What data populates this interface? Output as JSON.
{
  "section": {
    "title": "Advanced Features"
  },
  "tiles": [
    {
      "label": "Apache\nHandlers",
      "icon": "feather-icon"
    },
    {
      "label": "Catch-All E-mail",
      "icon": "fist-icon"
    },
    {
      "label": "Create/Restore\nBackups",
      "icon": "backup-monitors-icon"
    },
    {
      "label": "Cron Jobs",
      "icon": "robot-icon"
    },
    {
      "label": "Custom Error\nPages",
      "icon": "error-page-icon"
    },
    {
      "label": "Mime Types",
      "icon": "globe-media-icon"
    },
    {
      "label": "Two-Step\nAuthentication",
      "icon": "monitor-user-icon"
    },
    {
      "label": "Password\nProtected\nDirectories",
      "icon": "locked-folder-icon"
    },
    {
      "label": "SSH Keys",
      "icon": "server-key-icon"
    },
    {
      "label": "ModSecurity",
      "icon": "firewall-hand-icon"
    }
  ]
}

# # # # # # #

→ **TO DO**
Report the number of lines in the listing above that include the word "label", and nothing else.

→ **SOLUTION TO THE EXERCISE**
10